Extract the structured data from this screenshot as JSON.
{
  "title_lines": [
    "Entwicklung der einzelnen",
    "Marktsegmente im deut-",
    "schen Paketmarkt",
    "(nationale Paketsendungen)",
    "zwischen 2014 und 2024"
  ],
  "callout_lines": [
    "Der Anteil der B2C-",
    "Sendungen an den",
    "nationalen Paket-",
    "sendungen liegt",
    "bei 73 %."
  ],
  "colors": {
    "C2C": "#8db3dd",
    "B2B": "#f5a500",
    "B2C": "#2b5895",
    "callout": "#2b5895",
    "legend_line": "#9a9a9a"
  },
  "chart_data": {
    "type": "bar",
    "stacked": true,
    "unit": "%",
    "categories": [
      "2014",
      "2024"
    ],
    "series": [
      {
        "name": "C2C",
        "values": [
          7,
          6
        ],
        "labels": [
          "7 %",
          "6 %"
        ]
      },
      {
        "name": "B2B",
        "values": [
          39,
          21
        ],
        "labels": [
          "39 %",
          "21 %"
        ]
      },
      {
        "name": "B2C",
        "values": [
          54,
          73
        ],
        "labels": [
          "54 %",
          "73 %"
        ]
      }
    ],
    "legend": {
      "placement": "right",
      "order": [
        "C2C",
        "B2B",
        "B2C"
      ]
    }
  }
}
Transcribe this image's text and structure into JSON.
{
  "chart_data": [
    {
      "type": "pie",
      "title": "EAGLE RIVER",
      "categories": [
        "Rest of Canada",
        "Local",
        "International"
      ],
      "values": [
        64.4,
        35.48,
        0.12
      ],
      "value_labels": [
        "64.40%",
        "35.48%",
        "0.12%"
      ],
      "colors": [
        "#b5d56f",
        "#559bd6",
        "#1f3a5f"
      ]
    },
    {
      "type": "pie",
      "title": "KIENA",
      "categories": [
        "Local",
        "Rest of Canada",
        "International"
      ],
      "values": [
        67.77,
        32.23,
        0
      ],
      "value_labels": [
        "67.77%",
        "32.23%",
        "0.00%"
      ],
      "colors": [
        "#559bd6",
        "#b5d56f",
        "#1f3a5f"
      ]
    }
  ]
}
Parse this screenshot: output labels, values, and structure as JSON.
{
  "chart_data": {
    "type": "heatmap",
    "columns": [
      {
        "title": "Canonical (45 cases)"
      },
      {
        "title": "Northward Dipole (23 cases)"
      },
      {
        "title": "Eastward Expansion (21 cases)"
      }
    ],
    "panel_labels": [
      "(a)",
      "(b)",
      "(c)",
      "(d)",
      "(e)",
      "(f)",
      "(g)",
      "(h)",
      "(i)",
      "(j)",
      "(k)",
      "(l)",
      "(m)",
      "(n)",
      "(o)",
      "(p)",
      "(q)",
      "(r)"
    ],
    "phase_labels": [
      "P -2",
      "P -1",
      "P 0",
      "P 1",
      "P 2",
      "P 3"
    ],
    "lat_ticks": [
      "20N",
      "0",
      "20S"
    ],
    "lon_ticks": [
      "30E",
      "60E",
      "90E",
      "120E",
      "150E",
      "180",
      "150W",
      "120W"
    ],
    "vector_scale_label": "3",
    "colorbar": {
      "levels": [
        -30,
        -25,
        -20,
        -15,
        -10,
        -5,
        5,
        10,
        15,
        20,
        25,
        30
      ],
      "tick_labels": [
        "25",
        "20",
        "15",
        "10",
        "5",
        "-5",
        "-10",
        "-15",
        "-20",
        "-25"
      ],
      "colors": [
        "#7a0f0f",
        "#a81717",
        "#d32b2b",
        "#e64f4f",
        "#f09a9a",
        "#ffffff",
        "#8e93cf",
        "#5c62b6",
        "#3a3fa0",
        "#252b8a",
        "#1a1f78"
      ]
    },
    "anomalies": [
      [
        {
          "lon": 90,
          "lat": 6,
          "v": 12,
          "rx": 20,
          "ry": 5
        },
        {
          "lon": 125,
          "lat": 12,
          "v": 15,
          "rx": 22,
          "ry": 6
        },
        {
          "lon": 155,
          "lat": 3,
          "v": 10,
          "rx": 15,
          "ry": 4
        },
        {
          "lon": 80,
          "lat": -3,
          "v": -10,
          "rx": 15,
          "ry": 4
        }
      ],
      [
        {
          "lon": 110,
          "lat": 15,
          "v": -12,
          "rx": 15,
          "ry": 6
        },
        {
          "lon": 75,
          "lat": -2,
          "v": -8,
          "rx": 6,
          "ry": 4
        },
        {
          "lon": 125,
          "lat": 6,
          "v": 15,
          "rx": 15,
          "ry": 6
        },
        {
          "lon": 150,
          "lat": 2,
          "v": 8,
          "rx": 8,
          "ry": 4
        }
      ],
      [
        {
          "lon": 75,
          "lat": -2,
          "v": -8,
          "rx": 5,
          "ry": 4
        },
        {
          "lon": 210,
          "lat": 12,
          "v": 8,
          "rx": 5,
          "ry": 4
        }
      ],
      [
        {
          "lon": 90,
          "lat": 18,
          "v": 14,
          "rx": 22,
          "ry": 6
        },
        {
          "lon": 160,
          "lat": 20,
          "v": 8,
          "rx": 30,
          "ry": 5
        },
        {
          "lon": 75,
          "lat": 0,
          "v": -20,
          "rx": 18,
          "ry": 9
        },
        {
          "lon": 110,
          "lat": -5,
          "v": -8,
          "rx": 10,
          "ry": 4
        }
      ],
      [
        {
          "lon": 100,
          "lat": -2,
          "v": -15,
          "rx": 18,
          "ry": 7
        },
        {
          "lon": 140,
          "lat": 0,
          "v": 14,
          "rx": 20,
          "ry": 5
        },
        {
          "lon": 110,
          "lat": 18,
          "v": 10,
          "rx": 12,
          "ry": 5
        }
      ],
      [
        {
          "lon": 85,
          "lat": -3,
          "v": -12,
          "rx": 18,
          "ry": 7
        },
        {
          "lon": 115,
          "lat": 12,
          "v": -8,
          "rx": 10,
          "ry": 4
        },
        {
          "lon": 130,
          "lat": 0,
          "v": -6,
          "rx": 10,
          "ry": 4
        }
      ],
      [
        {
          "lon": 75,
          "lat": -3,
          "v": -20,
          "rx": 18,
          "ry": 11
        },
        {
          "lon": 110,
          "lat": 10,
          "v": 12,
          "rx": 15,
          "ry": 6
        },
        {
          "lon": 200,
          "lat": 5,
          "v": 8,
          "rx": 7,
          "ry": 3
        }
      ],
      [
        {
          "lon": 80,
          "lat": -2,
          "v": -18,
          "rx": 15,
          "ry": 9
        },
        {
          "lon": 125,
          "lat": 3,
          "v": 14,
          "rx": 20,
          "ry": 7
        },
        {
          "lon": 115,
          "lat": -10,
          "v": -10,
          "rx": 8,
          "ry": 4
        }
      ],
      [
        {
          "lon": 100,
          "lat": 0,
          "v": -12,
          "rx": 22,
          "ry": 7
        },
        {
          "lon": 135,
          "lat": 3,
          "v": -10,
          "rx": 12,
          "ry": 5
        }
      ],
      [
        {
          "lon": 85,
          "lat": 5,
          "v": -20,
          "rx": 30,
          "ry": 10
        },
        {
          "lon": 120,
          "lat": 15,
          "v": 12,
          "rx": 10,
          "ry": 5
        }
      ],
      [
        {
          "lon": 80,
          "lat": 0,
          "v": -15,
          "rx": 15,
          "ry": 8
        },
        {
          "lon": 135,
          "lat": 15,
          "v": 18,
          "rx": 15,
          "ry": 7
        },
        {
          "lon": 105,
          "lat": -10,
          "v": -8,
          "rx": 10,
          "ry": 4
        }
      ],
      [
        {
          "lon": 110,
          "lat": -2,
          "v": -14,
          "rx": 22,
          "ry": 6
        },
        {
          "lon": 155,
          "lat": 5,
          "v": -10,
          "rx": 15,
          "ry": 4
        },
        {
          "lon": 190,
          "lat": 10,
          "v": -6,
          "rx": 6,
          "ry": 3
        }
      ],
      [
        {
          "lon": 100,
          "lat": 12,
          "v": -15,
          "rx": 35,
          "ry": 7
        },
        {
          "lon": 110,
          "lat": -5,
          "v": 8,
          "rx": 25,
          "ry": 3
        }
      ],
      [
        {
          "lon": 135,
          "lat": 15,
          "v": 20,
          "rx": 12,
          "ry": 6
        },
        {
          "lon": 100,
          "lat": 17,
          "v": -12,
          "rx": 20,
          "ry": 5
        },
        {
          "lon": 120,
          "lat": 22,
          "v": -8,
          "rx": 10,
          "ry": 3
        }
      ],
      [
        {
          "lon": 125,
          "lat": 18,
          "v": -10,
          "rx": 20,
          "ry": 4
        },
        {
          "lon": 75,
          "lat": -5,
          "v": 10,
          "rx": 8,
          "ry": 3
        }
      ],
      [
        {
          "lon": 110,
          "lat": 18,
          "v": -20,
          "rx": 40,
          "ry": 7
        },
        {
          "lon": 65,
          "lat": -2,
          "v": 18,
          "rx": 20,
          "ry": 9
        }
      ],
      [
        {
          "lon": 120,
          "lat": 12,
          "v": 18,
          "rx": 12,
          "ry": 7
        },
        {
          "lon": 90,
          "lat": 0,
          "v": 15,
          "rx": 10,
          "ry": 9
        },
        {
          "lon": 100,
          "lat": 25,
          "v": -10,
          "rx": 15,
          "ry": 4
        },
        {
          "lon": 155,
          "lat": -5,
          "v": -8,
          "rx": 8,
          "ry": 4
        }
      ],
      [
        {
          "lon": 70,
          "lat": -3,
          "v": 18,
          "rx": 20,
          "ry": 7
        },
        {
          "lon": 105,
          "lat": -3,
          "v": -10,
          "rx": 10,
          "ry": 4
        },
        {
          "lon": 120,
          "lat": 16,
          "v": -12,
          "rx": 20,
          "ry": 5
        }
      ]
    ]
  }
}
————————
__WHAT IS EXPECTED__
Lines that include the word "JSON" — how many are there in the data? Answer with the number alone.

__SOLUTION FOR THIS EXERCISE__
3